Short problem:
Reproduce only the lines that begin at the line with "Convert this screenshot" and run to the end of the entries; omit every picture.

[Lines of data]
-=-=-=-=-

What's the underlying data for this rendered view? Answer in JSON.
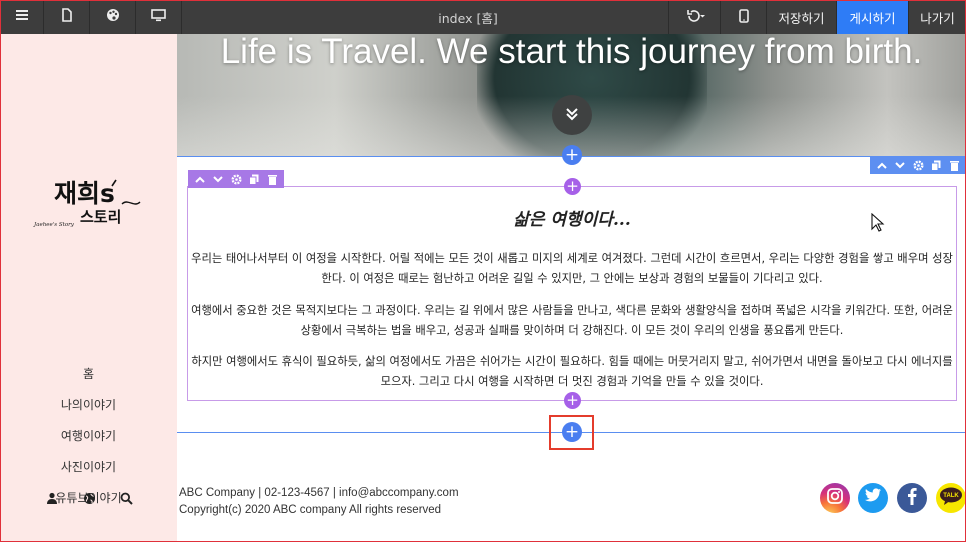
{
  "toolbar": {
    "title": "index [홈]",
    "save_label": "저장하기",
    "publish_label": "게시하기",
    "exit_label": "나가기",
    "icons": [
      "menu-icon",
      "page-icon",
      "palette-icon",
      "desktop-icon",
      "undo-icon",
      "mobile-icon"
    ]
  },
  "brand": {
    "logo_text_main": "재희s",
    "logo_text_sub": "스토리",
    "logo_caption": "Jaehee's Story"
  },
  "sidebar": {
    "items": [
      {
        "label": "홈"
      },
      {
        "label": "나의이야기"
      },
      {
        "label": "여행이야기"
      },
      {
        "label": "사진이야기"
      },
      {
        "label": "유튜브이야기"
      }
    ],
    "icons": [
      "user-icon",
      "globe-icon",
      "search-icon"
    ]
  },
  "hero": {
    "title": "Life is Travel. We start this journey from birth."
  },
  "content": {
    "title": "삶은 여행이다...",
    "paragraphs": [
      "우리는 태어나서부터 이 여정을 시작한다. 어릴 적에는 모든 것이 새롭고 미지의 세계로 여겨졌다. 그런데 시간이 흐르면서, 우리는 다양한 경험을 쌓고 배우며 성장한다. 이 여정은 때로는 험난하고 어려운 길일 수 있지만, 그 안에는 보상과 경험의 보물들이 기다리고 있다.",
      "여행에서 중요한 것은 목적지보다는 그 과정이다. 우리는 길 위에서 많은 사람들을 만나고, 색다른 문화와 생활양식을 접하며 폭넓은 시각을 키워간다. 또한, 어려운 상황에서 극복하는 법을 배우고, 성공과 실패를 맞이하며 더 강해진다. 이 모든 것이 우리의 인생을 풍요롭게 만든다.",
      "하지만 여행에서도 휴식이 필요하듯, 삶의 여정에서도 가끔은 쉬어가는 시간이 필요하다. 힘들 때에는 머뭇거리지 말고, 쉬어가면서 내면을 돌아보고 다시 에너지를 모으자. 그리고 다시 여행을 시작하면 더 멋진 경험과 기억을 만들 수 있을 것이다."
    ]
  },
  "footer": {
    "line1": "ABC Company | 02-123-4567 | info@abccompany.com",
    "line2": "Copyright(c) 2020 ABC company All rights reserved",
    "social": [
      {
        "name": "instagram-icon",
        "color": "#d6307a"
      },
      {
        "name": "twitter-icon",
        "color": "#1d9bf0"
      },
      {
        "name": "facebook-icon",
        "color": "#3b5998"
      },
      {
        "name": "kakaotalk-icon",
        "color": "#f7e600",
        "label": "TALK"
      }
    ]
  },
  "colors": {
    "toolbar_bg": "#3d3d3d",
    "publish_accent": "#2e7cf6",
    "sidebar_bg": "#fde9e7",
    "section_blue": "#5a8ef0",
    "block_purple": "#a778e6"
  }
}
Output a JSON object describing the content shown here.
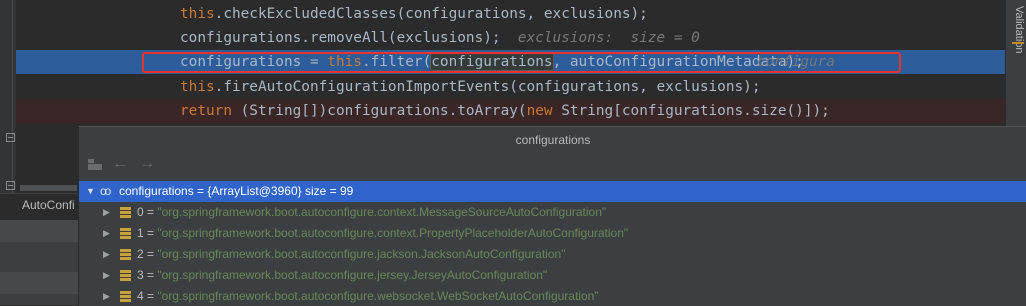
{
  "editor": {
    "lines": [
      {
        "kind": "normal",
        "text": "this.checkExcludedClasses(configurations, exclusions);"
      },
      {
        "kind": "normal",
        "prefix": "configurations.removeAll(exclusions);",
        "hint": "exclusions:  size = 0"
      },
      {
        "kind": "selected",
        "p1": "configurations = ",
        "kw": "this",
        "p2": ".filter(",
        "hl": "configurations",
        "p3": ", autoConfigurationMetadata);",
        "inline": "configura"
      },
      {
        "kind": "normal",
        "kw": "this",
        "p2": ".fireAutoConfigurationImportEvents(configurations, exclusions);"
      },
      {
        "kind": "error",
        "kw": "return",
        "p2": " (String[])configurations.toArray(",
        "kw2": "new",
        "p3": " String[configurations.size()]);"
      }
    ],
    "validation_label": "Validation",
    "left_tab": "AutoConfi"
  },
  "popup": {
    "title": "configurations",
    "toolbar": {
      "back": "←",
      "forward": "→"
    },
    "root": {
      "expander": "▼",
      "name": "configurations",
      "value": " = {ArrayList@3960}  size = 99"
    },
    "items": [
      {
        "index": "0",
        "value": "\"org.springframework.boot.autoconfigure.context.MessageSourceAutoConfiguration\""
      },
      {
        "index": "1",
        "value": "\"org.springframework.boot.autoconfigure.context.PropertyPlaceholderAutoConfiguration\""
      },
      {
        "index": "2",
        "value": "\"org.springframework.boot.autoconfigure.jackson.JacksonAutoConfiguration\""
      },
      {
        "index": "3",
        "value": "\"org.springframework.boot.autoconfigure.jersey.JerseyAutoConfiguration\""
      },
      {
        "index": "4",
        "value": "\"org.springframework.boot.autoconfigure.websocket.WebSocketAutoConfiguration\""
      }
    ],
    "collapsed_arrow": "▶",
    "eq": " = "
  },
  "colors": {
    "keyword": "#cc7832",
    "selection": "#2d5c9a",
    "tree_selection": "#2f65ca",
    "string": "#6a8759",
    "highlight_box": "#e8322d"
  }
}
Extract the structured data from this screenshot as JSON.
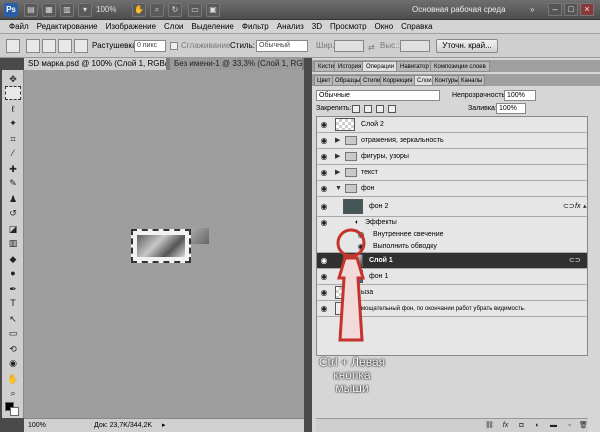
{
  "titlebar": {
    "logo": "Ps",
    "zoom": "100%",
    "workspace": "Основная рабочая среда"
  },
  "menu": [
    "Файл",
    "Редактирование",
    "Изображение",
    "Слои",
    "Выделение",
    "Фильтр",
    "Анализ",
    "3D",
    "Просмотр",
    "Окно",
    "Справка"
  ],
  "options": {
    "feather_label": "Растушевка:",
    "feather_value": "0 пикс",
    "antialias_label": "Сглаживание",
    "style_label": "Стиль:",
    "style_value": "Обычный",
    "width_label": "Шир.:",
    "height_label": "Выс.:",
    "refine_button": "Уточн. край..."
  },
  "doc_tabs": [
    {
      "label": "SD марка.psd @ 100% (Слой 1, RGB/8) *"
    },
    {
      "label": "Без имени-1 @ 33,3% (Слой 1, RGB/8)"
    }
  ],
  "status": {
    "zoom": "100%",
    "doc": "Док: 23,7K/344,2K"
  },
  "panel": {
    "tabs_row1": [
      "Кисти",
      "История",
      "Операции",
      "Навигатор",
      "Композиции слоев"
    ],
    "tabs_row2": [
      "Цвет",
      "Образцы",
      "Стили",
      "Коррекция",
      "Слои",
      "Контуры",
      "Каналы"
    ],
    "blend_mode": "Обычные",
    "opacity_label": "Непрозрачность:",
    "opacity_value": "100%",
    "lock_label": "Закрепить:",
    "fill_label": "Заливка:",
    "fill_value": "100%"
  },
  "layers": [
    {
      "name": "Слой 2"
    },
    {
      "name": "отражения, зеркальность"
    },
    {
      "name": "фигуры, узоры"
    },
    {
      "name": "текст"
    },
    {
      "name": "фон"
    },
    {
      "name": "фон 2",
      "fx": "fx"
    },
    {
      "name": "Эффекты"
    },
    {
      "name": "Внутреннее свечение"
    },
    {
      "name": "Выполнить обводку"
    },
    {
      "name": "Слой 1"
    },
    {
      "name": "фон 1"
    },
    {
      "name": "ыза"
    },
    {
      "name": "мощательный фон, по окончании работ убрать видимость."
    }
  ],
  "annotation": {
    "line1": "Ctrl + Левая",
    "line2": "кнопка",
    "line3": "мыши"
  },
  "colors": {
    "annotation_red": "#c4342c",
    "selected_layer": "#303030"
  }
}
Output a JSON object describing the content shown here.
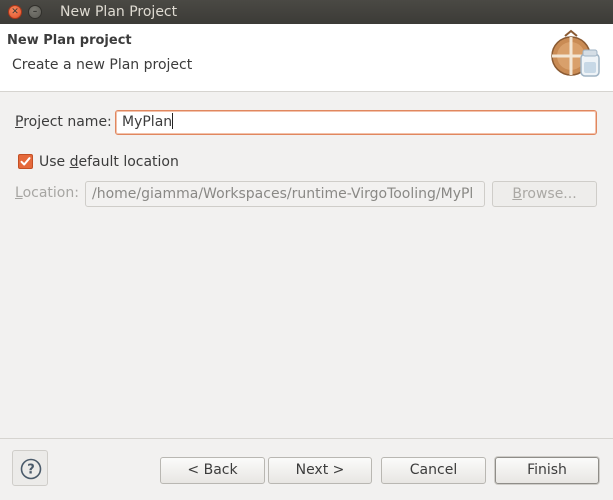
{
  "window": {
    "title": "New Plan Project"
  },
  "banner": {
    "title": "New Plan project",
    "description": "Create a new Plan project",
    "icon": "plan-project-wizard-icon"
  },
  "form": {
    "project_name": {
      "label_prefix": "",
      "label_mnemonic": "P",
      "label_rest": "roject name:",
      "value": "MyPlan"
    },
    "use_default_location": {
      "checked": true,
      "label_prefix": "Use ",
      "label_mnemonic": "d",
      "label_rest": "efault location"
    },
    "location": {
      "label_prefix": "",
      "label_mnemonic": "L",
      "label_rest": "ocation:",
      "value": "/home/giamma/Workspaces/runtime-VirgoTooling/MyPl",
      "enabled": false
    },
    "browse_button": {
      "label_prefix": "",
      "label_mnemonic": "B",
      "label_rest": "rowse...",
      "enabled": false
    }
  },
  "buttons": {
    "back": "< Back",
    "next": "Next >",
    "cancel": "Cancel",
    "finish": "Finish"
  },
  "colors": {
    "accent": "#e5693b",
    "titlebar": "#3c3b37",
    "dialog_bg": "#f2f1f0"
  }
}
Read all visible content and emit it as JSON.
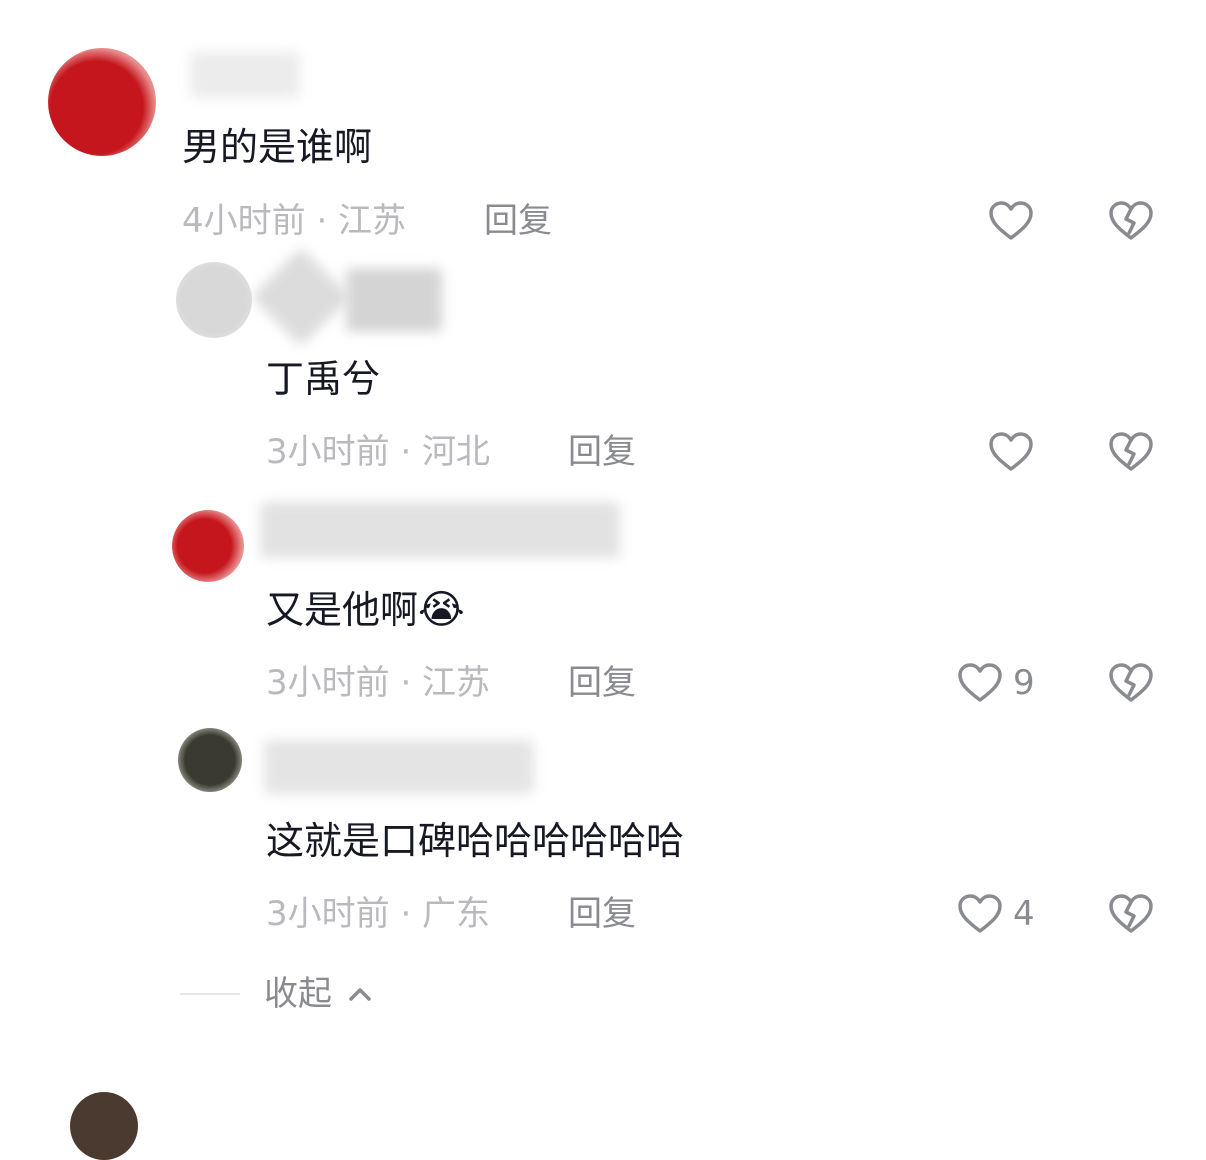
{
  "comments": [
    {
      "text": "男的是谁啊",
      "meta": "4小时前 · 江苏",
      "reply_label": "回复",
      "like_count": "",
      "avatar_color": "#c4161c"
    },
    {
      "text": "丁禹兮",
      "meta": "3小时前 · 河北",
      "reply_label": "回复",
      "like_count": "",
      "avatar_color": "#c9c9c9"
    },
    {
      "text": "又是他啊",
      "emoji": "😭",
      "meta": "3小时前 · 江苏",
      "reply_label": "回复",
      "like_count": "9",
      "avatar_color": "#c4161c"
    },
    {
      "text": "这就是口碑哈哈哈哈哈哈",
      "meta": "3小时前 · 广东",
      "reply_label": "回复",
      "like_count": "4",
      "avatar_color": "#3a3a30"
    }
  ],
  "collapse": {
    "label": "收起"
  },
  "colors": {
    "text": "#161823",
    "meta": "#b9b9be",
    "action": "#8a8b91",
    "brand_red": "#c4161c"
  }
}
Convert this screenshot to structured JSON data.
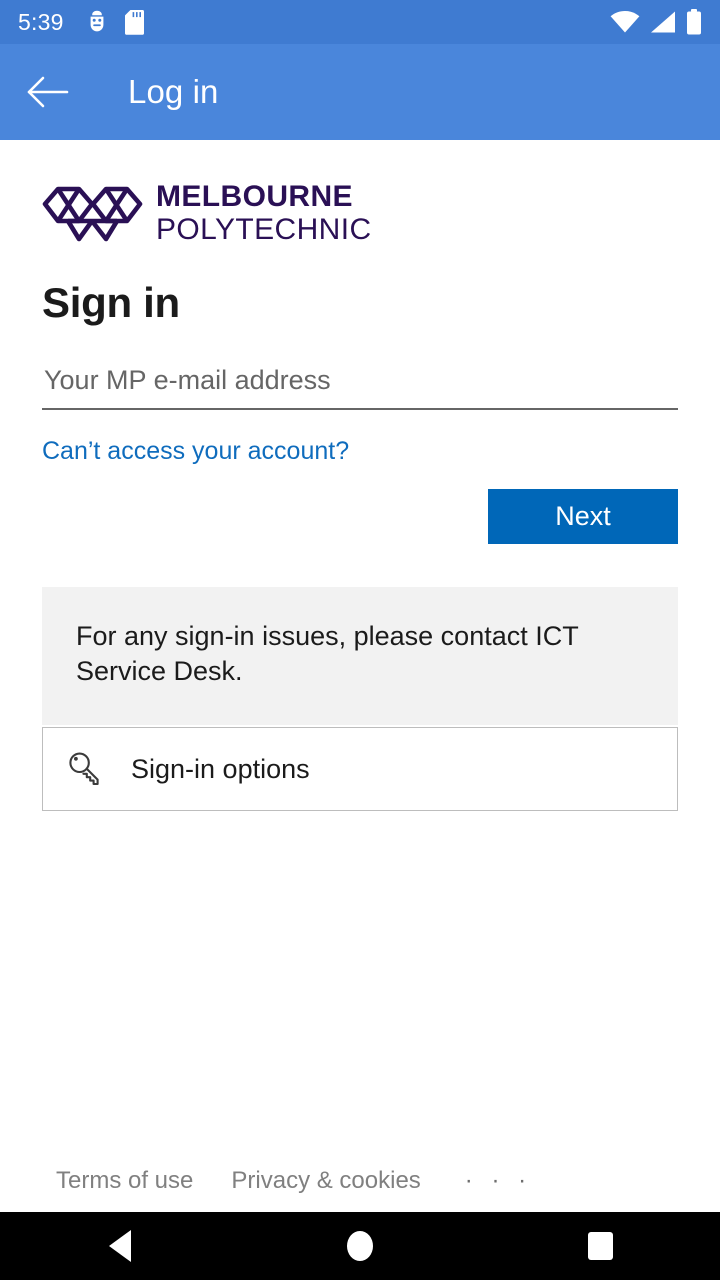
{
  "status_bar": {
    "time": "5:39",
    "icons_left": [
      "android-debug-icon",
      "sd-card-icon"
    ],
    "icons_right": [
      "wifi-icon",
      "cellular-signal-icon",
      "battery-icon"
    ],
    "background_color": "#3f7bd1"
  },
  "app_bar": {
    "title": "Log in",
    "back_icon": "arrow-left-icon",
    "background_color": "#4a86db",
    "text_color": "#ffffff"
  },
  "brand": {
    "line1": "MELBOURNE",
    "line2": "POLYTECHNIC",
    "logo_icon": "melbourne-polytechnic-logo-mark",
    "color": "#2a1055"
  },
  "form": {
    "heading": "Sign in",
    "email_placeholder": "Your MP e-mail address",
    "email_value": "",
    "help_link": "Can’t access your account?",
    "help_link_color": "#0f6cbd",
    "next_label": "Next",
    "next_button_color": "#0067b8"
  },
  "info": {
    "message": "For any sign-in issues, please contact ICT Service Desk.",
    "background_color": "#f2f2f2"
  },
  "signin_options": {
    "label": "Sign-in options",
    "icon": "key-icon"
  },
  "footer": {
    "terms_label": "Terms of use",
    "privacy_label": "Privacy & cookies",
    "more_label": "· · ·",
    "text_color": "#808080"
  },
  "nav_bar": {
    "back": "back-triangle-icon",
    "home": "home-circle-icon",
    "recents": "recents-square-icon",
    "background_color": "#000000"
  }
}
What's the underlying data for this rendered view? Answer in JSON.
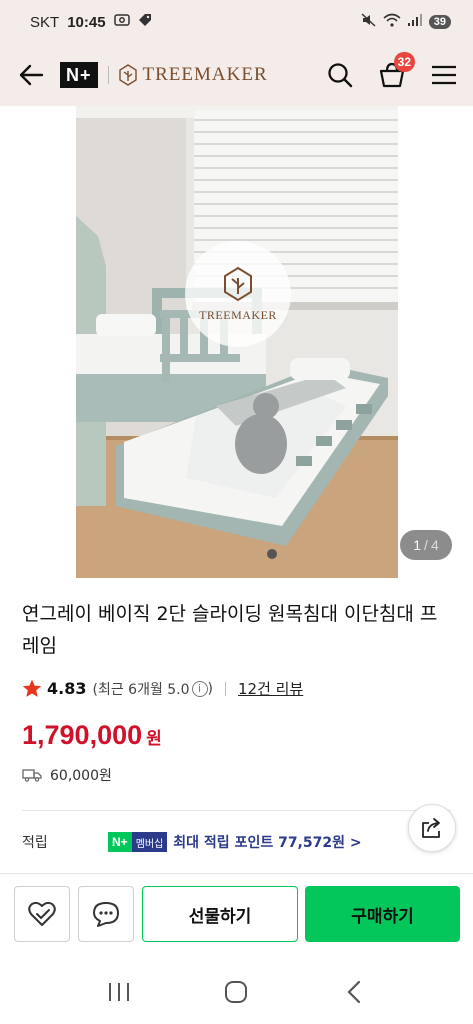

-=-=-=-=-

Task solution:
Convert this screenshot to structured JSON data.
{
  "status_bar": {
    "time": "5:39",
    "icons_left": [
      "android-debug-icon",
      "sd-card-icon"
    ],
    "icons_right": [
      "wifi-icon",
      "cellular-signal-icon",
      "battery-icon"
    ],
    "background_color": "#3f7bd1"
  },
  "app_bar": {
    "title": "Log in",
    "back_icon": "arrow-left-icon",
    "background_color": "#4a86db",
    "text_color": "#ffffff"
  },
  "brand": {
    "line1": "MELBOURNE",
    "line2": "POLYTECHNIC",
    "logo_icon": "melbourne-polytechnic-logo-mark",
    "color": "#2a1055"
  },
  "form": {
    "heading": "Sign in",
    "email_placeholder": "Your MP e-mail address",
    "email_value": "",
    "help_link": "Can’t access your account?",
    "help_link_color": "#0f6cbd",
    "next_label": "Next",
    "next_button_color": "#0067b8"
  },
  "info": {
    "message": "For any sign-in issues, please contact ICT Service Desk.",
    "background_color": "#f2f2f2"
  },
  "signin_options": {
    "label": "Sign-in options",
    "icon": "key-icon"
  },
  "footer": {
    "terms_label": "Terms of use",
    "privacy_label": "Privacy & cookies",
    "more_label": "· · ·",
    "text_color": "#808080"
  },
  "nav_bar": {
    "back": "back-triangle-icon",
    "home": "home-circle-icon",
    "recents": "recents-square-icon",
    "background_color": "#000000"
  }
}
What's the underlying data for this rendered view? Answer in JSON.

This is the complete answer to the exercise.